• Given task:
Take the material below and write it all out again exactly.

• Supplied entries:
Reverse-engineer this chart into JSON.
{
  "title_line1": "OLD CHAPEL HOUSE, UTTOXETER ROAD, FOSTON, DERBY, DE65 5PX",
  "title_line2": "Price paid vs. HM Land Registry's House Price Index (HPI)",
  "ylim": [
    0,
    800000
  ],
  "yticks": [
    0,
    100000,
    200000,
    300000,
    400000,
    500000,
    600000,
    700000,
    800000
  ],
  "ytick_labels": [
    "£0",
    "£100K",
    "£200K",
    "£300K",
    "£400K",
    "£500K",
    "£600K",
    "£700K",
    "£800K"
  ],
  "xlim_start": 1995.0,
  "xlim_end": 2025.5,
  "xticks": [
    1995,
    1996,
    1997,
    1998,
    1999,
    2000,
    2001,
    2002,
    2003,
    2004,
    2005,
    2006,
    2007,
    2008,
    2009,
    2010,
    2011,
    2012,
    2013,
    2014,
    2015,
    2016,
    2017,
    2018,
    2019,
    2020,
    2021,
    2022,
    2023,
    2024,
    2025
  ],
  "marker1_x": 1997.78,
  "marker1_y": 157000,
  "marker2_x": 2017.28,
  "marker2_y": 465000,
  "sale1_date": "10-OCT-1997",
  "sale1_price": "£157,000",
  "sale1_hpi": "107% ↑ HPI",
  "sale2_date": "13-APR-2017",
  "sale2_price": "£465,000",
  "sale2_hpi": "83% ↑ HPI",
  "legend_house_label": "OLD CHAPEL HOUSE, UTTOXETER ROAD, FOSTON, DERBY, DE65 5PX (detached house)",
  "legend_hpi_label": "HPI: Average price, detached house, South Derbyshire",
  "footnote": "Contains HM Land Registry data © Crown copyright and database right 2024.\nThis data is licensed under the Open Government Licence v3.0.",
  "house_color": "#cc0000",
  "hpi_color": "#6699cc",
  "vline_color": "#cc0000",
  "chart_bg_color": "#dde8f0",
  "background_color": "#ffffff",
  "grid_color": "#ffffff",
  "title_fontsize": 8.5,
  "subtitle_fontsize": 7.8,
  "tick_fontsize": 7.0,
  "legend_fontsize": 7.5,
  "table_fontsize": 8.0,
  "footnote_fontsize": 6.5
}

• Written solution:
Reverse-engineer this chart into JSON.
{
  "title_line1": "OLD CHAPEL HOUSE, UTTOXETER ROAD, FOSTON, DERBY, DE65 5PX",
  "title_line2": "Price paid vs. HM Land Registry's House Price Index (HPI)",
  "ylim": [
    0,
    800000
  ],
  "yticks": [
    0,
    100000,
    200000,
    300000,
    400000,
    500000,
    600000,
    700000,
    800000
  ],
  "ytick_labels": [
    "£0",
    "£100K",
    "£200K",
    "£300K",
    "£400K",
    "£500K",
    "£600K",
    "£700K",
    "£800K"
  ],
  "xlim_start": 1995.0,
  "xlim_end": 2025.5,
  "xticks": [
    1995,
    1996,
    1997,
    1998,
    1999,
    2000,
    2001,
    2002,
    2003,
    2004,
    2005,
    2006,
    2007,
    2008,
    2009,
    2010,
    2011,
    2012,
    2013,
    2014,
    2015,
    2016,
    2017,
    2018,
    2019,
    2020,
    2021,
    2022,
    2023,
    2024,
    2025
  ],
  "marker1_x": 1997.78,
  "marker1_y": 157000,
  "marker2_x": 2017.28,
  "marker2_y": 465000,
  "sale1_date": "10-OCT-1997",
  "sale1_price": "£157,000",
  "sale1_hpi": "107% ↑ HPI",
  "sale2_date": "13-APR-2017",
  "sale2_price": "£465,000",
  "sale2_hpi": "83% ↑ HPI",
  "legend_house_label": "OLD CHAPEL HOUSE, UTTOXETER ROAD, FOSTON, DERBY, DE65 5PX (detached house)",
  "legend_hpi_label": "HPI: Average price, detached house, South Derbyshire",
  "footnote": "Contains HM Land Registry data © Crown copyright and database right 2024.\nThis data is licensed under the Open Government Licence v3.0.",
  "house_color": "#cc0000",
  "hpi_color": "#6699cc",
  "vline_color": "#cc0000",
  "chart_bg_color": "#dde8f0",
  "background_color": "#ffffff",
  "grid_color": "#ffffff",
  "title_fontsize": 8.5,
  "subtitle_fontsize": 7.8,
  "tick_fontsize": 7.0,
  "legend_fontsize": 7.5,
  "table_fontsize": 8.0,
  "footnote_fontsize": 6.5
}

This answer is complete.